▶ [EXERCISE]
Work out how many lines of the material below mention the word "Suparno"; reply with the number only.

▶ [AVAILABLE DATA]
######

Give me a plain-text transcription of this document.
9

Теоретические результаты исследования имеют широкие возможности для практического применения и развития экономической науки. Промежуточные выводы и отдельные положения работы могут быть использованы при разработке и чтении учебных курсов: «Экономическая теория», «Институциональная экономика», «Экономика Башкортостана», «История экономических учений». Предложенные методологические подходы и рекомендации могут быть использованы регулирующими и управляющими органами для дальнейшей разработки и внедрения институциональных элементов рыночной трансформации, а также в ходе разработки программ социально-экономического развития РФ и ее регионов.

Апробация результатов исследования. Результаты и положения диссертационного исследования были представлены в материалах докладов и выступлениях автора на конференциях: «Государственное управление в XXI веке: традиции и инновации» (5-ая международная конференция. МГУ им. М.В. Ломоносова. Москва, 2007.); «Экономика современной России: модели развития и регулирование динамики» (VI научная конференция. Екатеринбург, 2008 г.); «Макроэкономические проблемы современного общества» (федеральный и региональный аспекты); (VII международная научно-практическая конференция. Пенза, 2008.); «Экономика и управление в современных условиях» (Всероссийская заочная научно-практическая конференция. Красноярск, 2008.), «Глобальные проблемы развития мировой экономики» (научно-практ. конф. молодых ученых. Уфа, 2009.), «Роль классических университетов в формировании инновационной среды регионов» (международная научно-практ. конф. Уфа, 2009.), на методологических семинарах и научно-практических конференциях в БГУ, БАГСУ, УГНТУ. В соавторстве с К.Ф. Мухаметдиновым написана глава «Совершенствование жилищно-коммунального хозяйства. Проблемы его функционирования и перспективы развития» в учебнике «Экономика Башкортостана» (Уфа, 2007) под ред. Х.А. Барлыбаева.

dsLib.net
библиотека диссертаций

######

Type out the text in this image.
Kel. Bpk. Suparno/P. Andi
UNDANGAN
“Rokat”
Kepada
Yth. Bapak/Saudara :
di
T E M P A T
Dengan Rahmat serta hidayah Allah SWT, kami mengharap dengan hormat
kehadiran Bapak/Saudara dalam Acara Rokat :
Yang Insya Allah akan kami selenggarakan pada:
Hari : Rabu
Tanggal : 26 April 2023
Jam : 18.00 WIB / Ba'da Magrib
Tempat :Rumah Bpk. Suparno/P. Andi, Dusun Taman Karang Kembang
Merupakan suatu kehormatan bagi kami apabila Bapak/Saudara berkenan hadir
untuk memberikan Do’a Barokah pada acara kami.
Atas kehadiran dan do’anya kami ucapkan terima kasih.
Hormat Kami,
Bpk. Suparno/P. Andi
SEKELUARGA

######

▶ [OUTPUT FOR THIS EXERCISE]
3